Work required:
Lift every line from the entries that includes the word "name".
═════ Input records
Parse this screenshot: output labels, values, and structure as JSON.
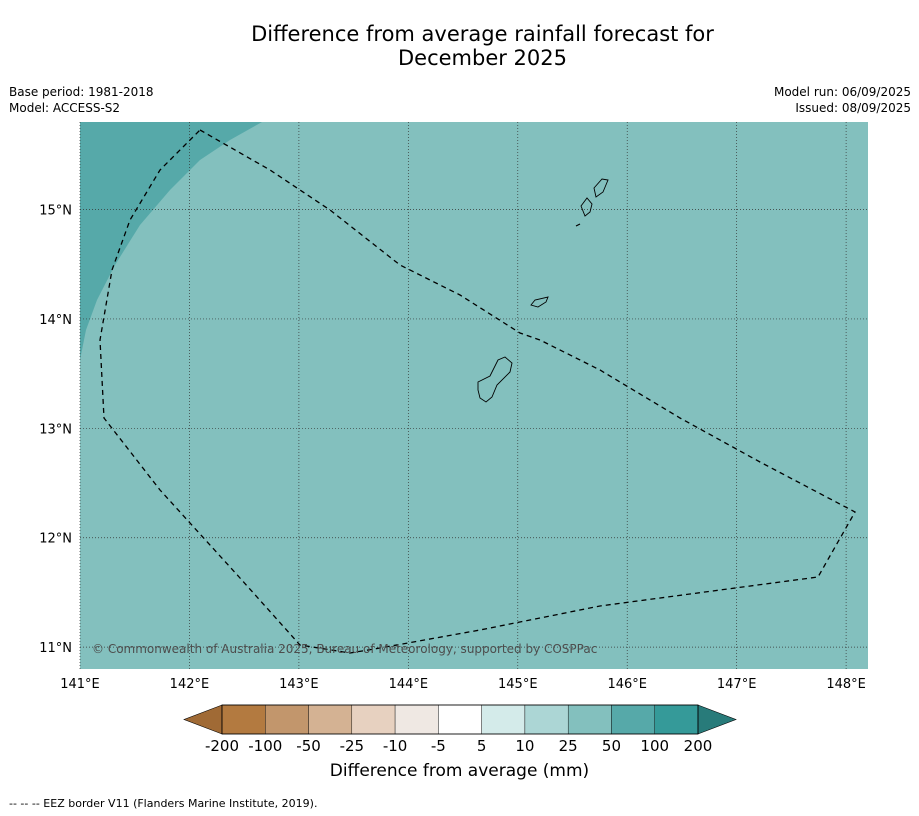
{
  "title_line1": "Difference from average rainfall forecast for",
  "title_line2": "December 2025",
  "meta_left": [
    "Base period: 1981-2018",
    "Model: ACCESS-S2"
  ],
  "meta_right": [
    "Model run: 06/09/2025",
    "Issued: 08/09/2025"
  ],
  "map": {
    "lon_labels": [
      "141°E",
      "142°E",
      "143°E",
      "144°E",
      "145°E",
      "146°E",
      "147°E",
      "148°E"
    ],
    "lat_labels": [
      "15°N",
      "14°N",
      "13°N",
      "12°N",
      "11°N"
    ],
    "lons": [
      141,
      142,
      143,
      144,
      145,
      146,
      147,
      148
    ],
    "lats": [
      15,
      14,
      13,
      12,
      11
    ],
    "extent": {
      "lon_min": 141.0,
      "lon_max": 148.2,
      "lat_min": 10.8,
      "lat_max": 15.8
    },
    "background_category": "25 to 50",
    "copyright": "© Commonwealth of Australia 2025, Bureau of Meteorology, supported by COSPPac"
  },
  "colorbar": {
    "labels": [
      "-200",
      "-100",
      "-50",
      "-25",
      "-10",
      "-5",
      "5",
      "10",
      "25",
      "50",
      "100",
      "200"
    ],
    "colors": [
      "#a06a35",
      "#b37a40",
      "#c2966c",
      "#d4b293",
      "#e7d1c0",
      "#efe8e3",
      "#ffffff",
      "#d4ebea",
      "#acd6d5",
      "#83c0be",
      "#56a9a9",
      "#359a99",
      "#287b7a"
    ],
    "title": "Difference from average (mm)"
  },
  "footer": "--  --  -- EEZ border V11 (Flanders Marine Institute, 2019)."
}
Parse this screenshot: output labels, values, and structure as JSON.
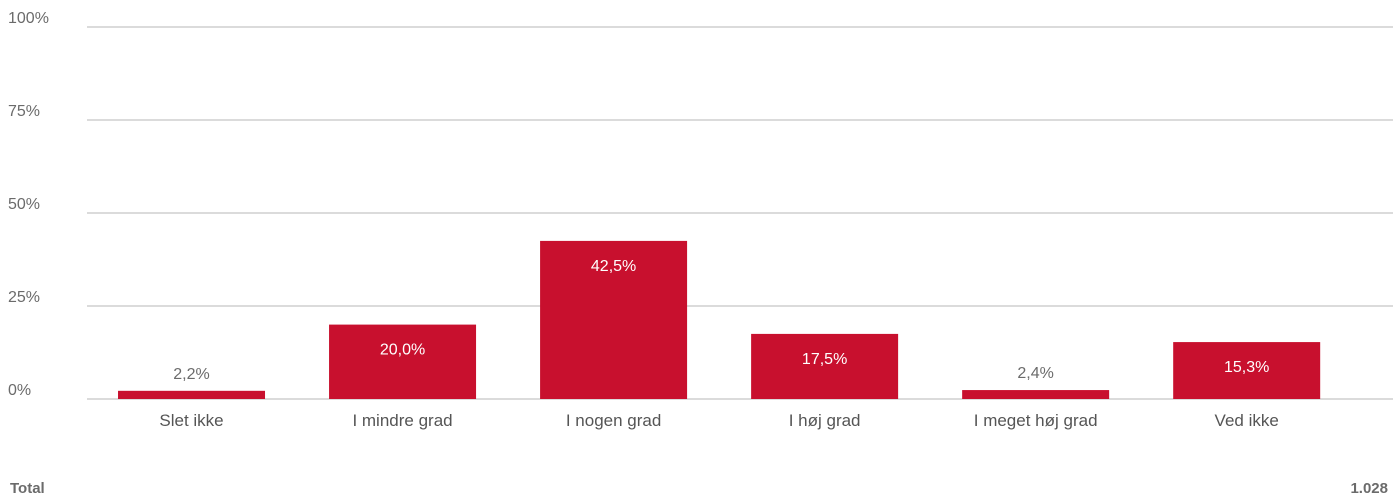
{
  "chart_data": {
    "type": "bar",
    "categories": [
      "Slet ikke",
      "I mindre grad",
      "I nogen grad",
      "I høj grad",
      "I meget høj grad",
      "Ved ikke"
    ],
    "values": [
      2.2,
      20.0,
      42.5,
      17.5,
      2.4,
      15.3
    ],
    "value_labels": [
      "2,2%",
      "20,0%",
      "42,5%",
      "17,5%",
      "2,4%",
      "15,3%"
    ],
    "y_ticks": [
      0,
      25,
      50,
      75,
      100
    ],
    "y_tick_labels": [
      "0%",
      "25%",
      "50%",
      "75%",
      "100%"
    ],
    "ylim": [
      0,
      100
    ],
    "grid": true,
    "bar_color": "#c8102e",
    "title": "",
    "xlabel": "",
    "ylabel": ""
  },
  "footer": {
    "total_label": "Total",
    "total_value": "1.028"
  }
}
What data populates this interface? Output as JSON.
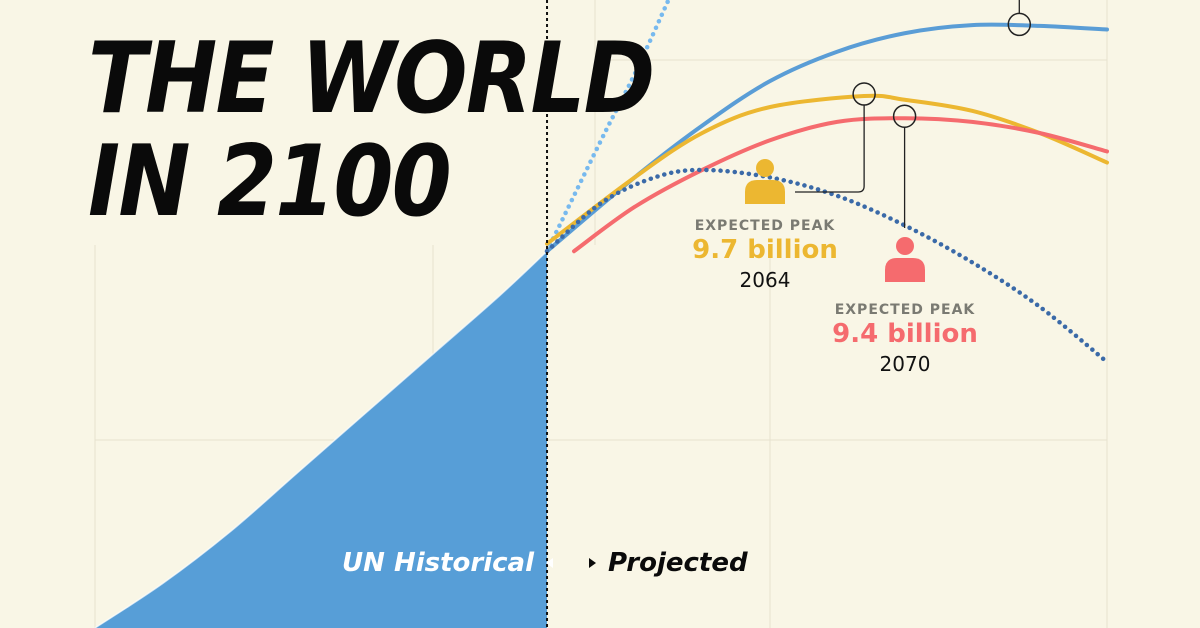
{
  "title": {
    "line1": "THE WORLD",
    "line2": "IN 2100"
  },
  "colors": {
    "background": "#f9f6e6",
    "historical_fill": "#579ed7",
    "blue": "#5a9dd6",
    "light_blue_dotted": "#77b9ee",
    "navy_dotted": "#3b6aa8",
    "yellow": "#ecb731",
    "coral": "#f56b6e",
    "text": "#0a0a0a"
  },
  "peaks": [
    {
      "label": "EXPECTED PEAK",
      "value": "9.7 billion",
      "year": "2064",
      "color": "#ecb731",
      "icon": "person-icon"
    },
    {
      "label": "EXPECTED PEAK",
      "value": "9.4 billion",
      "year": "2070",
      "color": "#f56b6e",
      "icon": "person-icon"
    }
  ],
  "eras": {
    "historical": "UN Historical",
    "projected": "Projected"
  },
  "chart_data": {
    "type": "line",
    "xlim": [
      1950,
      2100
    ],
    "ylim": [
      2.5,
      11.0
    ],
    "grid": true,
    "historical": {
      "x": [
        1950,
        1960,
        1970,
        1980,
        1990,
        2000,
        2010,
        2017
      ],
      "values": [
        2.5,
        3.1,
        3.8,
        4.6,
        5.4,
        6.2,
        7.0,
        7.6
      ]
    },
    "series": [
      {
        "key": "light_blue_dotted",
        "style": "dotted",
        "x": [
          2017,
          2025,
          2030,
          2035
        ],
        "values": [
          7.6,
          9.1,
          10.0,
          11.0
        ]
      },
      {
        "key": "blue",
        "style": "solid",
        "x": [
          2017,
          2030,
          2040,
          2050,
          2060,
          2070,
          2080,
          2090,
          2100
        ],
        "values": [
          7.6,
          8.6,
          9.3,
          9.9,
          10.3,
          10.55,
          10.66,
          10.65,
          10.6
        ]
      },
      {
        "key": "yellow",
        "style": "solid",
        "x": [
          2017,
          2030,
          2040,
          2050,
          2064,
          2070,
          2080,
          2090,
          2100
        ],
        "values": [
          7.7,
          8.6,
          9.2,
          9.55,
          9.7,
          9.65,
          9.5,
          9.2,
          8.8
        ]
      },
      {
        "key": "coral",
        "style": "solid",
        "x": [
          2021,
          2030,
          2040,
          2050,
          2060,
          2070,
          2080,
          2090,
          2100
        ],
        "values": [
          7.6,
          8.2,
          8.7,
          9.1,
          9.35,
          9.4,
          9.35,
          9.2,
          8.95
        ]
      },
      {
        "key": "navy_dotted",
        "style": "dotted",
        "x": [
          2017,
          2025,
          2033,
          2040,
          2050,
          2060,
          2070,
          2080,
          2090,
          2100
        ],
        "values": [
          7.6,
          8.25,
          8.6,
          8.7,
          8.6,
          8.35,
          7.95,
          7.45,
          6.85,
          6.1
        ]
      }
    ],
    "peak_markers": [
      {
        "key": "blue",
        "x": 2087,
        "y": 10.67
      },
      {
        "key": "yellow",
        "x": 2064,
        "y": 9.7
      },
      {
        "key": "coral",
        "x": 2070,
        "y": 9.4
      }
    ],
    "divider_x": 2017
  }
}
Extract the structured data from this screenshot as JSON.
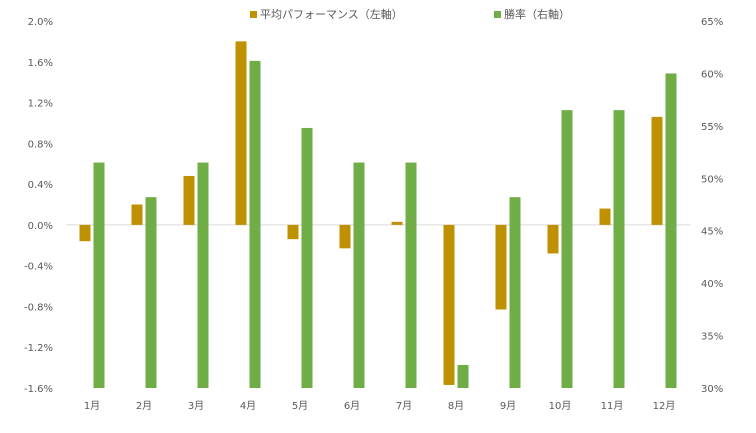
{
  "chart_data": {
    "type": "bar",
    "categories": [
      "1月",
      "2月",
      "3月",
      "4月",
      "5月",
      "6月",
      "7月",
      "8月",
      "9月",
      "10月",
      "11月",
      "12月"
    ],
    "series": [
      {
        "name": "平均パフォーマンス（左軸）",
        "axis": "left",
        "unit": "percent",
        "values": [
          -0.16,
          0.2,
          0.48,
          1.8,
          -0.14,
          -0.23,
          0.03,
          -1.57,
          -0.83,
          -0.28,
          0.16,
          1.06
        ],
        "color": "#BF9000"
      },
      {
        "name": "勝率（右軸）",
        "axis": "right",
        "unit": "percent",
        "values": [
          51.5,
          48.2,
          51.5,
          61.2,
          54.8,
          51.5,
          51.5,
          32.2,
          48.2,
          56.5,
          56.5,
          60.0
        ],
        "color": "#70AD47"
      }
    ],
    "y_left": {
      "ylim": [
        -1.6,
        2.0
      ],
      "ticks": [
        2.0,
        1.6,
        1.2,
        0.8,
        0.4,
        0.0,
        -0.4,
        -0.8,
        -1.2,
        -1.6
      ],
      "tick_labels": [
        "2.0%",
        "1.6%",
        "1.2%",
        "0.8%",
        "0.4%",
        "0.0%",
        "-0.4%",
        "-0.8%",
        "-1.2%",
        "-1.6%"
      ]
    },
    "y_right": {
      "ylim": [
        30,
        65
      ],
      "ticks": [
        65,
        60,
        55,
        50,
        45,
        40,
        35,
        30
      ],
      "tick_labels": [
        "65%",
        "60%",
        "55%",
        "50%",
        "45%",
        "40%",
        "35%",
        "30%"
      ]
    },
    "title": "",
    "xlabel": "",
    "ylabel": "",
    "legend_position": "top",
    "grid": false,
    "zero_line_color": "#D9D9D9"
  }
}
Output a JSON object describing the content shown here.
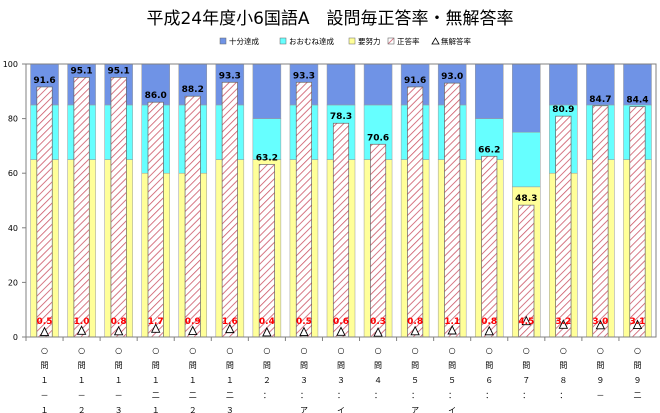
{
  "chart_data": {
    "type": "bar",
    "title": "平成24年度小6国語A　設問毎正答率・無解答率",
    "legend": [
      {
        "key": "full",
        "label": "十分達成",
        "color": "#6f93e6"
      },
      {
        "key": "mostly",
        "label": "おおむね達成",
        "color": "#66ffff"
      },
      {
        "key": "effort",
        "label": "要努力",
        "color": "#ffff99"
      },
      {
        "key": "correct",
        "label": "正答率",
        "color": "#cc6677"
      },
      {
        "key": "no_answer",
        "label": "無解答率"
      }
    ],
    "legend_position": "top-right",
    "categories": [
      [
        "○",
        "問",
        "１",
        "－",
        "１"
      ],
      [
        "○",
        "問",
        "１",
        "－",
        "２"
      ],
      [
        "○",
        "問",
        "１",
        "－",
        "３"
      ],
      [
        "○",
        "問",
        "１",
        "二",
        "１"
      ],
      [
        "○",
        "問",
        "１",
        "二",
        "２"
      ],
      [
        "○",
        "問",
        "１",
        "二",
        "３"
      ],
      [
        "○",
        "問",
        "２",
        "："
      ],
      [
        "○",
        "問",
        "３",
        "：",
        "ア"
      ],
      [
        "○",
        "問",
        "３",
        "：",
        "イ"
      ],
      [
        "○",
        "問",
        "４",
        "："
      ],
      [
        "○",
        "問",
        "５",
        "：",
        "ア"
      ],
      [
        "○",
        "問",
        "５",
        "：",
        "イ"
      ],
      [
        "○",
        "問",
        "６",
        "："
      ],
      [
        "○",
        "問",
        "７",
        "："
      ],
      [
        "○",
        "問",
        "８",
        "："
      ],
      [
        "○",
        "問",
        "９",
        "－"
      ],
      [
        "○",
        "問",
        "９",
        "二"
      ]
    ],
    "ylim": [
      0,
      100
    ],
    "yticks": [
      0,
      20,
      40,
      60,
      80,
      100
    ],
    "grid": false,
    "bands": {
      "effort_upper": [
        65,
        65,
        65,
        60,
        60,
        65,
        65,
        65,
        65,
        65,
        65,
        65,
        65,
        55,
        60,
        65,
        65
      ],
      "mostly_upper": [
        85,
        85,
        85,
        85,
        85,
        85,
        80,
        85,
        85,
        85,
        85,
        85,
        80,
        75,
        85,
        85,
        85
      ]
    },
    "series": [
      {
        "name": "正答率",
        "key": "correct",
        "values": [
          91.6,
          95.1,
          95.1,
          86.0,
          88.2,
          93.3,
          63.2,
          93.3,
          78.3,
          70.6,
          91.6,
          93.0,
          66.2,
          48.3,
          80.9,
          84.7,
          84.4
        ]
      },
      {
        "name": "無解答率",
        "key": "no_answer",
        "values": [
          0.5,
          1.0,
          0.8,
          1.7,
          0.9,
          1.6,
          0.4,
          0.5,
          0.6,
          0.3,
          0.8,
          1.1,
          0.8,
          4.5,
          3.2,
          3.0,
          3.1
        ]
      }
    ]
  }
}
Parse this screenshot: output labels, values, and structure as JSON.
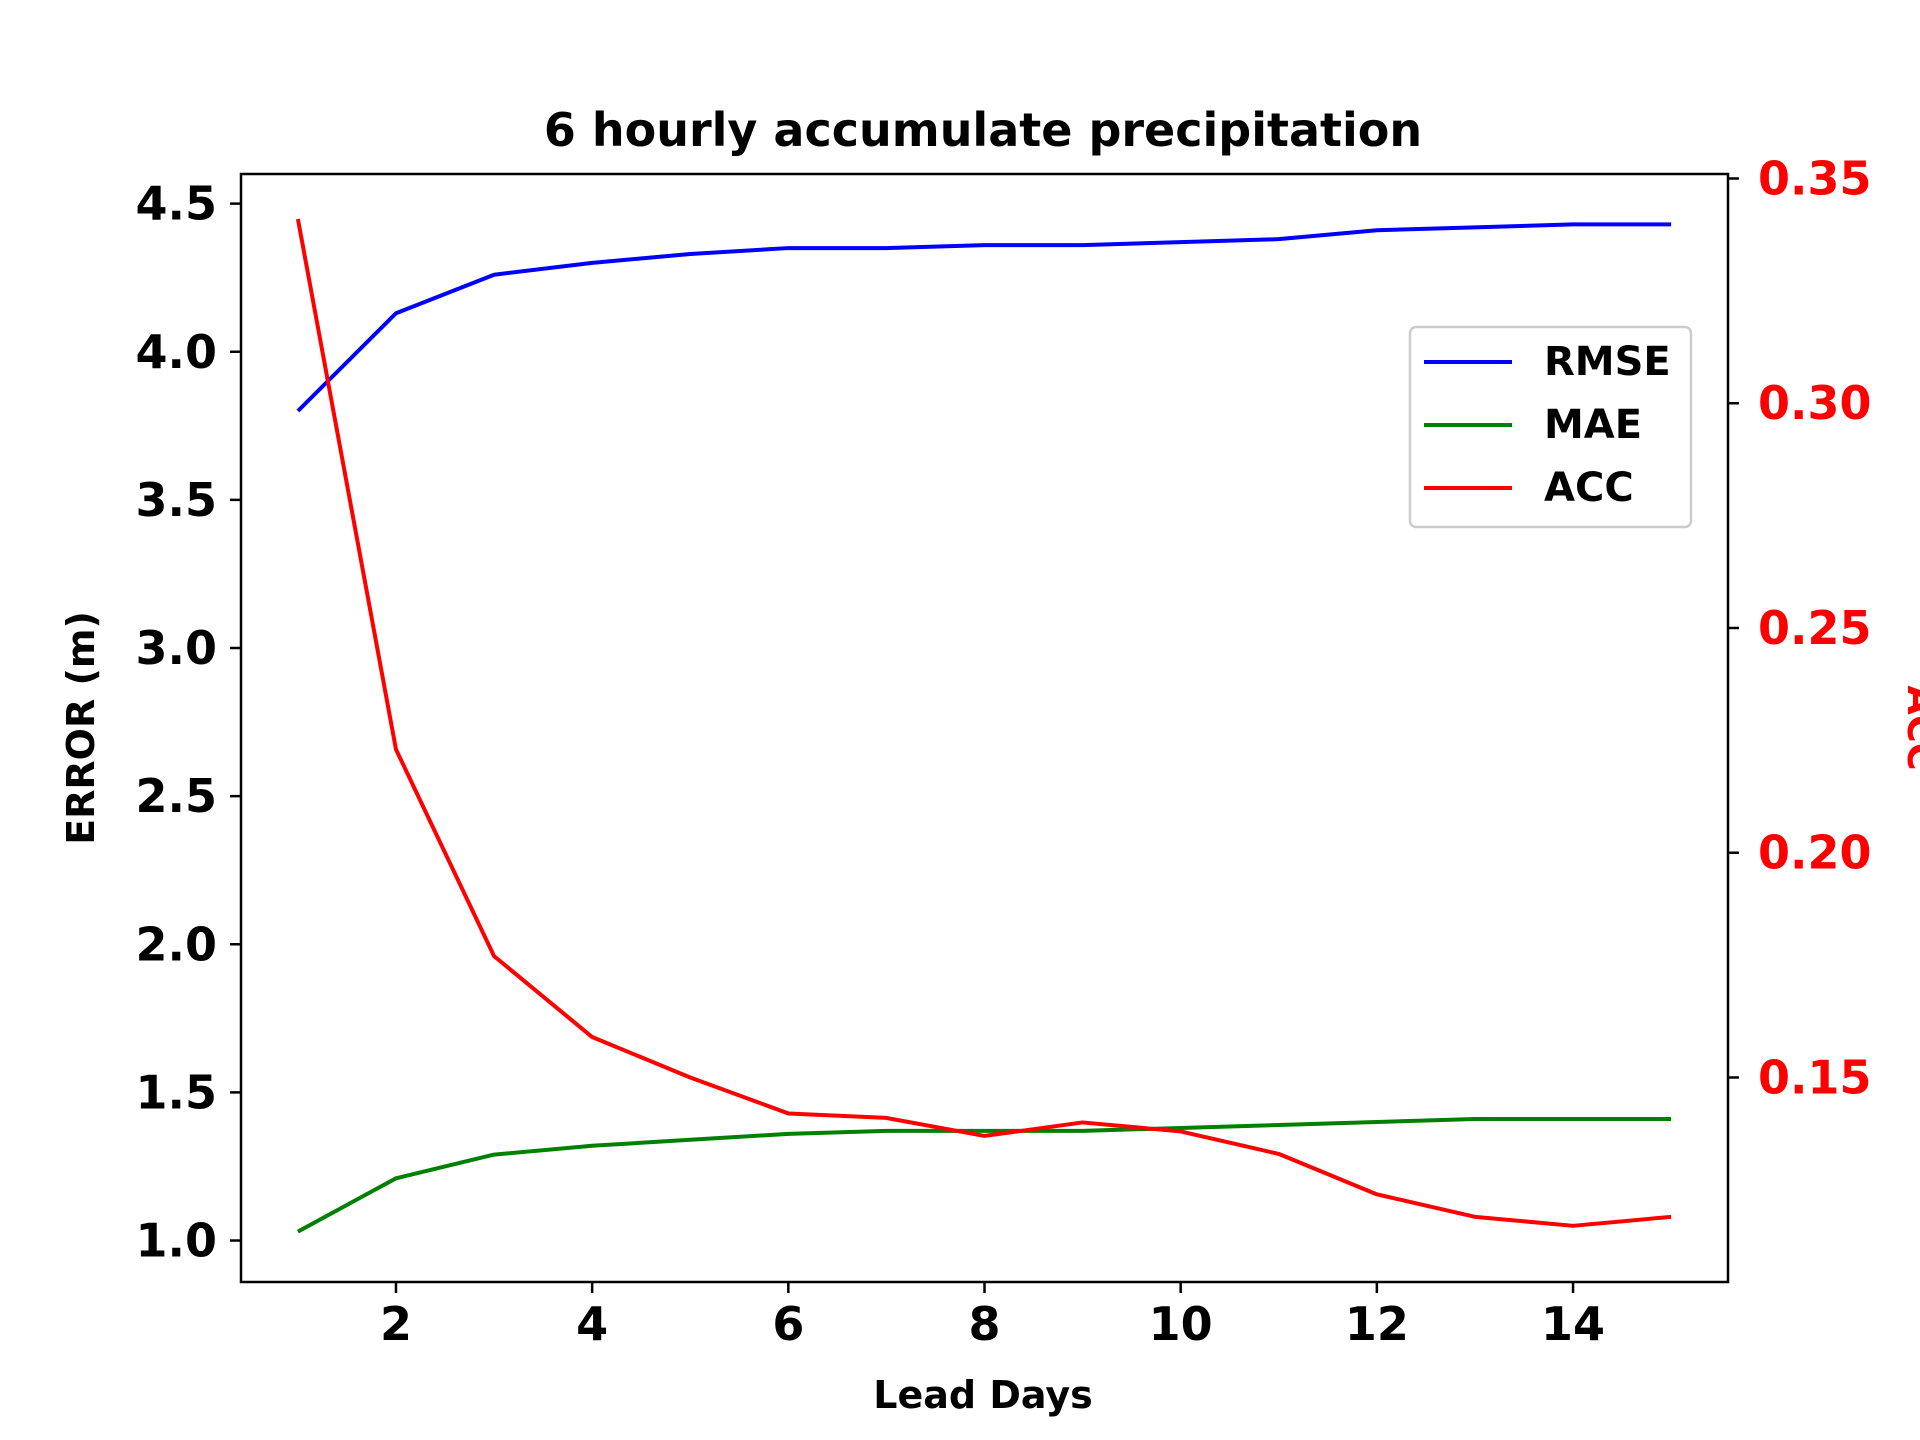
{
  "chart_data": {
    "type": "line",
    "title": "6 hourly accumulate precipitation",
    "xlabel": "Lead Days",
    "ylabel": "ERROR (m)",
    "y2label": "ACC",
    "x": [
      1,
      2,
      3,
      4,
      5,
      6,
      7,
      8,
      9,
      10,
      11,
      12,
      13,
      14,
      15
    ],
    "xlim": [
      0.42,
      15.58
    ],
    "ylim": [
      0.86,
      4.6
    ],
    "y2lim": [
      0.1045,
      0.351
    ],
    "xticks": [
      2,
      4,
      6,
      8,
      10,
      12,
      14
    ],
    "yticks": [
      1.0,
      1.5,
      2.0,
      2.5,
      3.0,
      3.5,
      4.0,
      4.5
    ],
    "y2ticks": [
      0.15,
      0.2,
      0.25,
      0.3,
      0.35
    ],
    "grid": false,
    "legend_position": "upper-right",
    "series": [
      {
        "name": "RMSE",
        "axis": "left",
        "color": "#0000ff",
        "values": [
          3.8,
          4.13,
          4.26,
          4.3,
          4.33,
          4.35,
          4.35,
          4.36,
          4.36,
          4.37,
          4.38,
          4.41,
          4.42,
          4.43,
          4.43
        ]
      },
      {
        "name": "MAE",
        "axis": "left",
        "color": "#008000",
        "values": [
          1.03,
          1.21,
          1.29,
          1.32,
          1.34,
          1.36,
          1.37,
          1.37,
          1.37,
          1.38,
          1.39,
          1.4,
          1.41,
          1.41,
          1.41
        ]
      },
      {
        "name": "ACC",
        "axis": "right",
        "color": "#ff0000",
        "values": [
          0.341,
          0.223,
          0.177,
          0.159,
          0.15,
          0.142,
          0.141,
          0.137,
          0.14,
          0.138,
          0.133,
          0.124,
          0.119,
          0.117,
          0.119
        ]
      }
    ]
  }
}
══════════
Result:
        "name": "平均パフォーマンス（左軸）",
        "name": "勝率（右軸）",
        "name": "正答率",
        "name": "無解答率",
        "name": "RMSE",
        "name": "MAE",
        "name": "ACC",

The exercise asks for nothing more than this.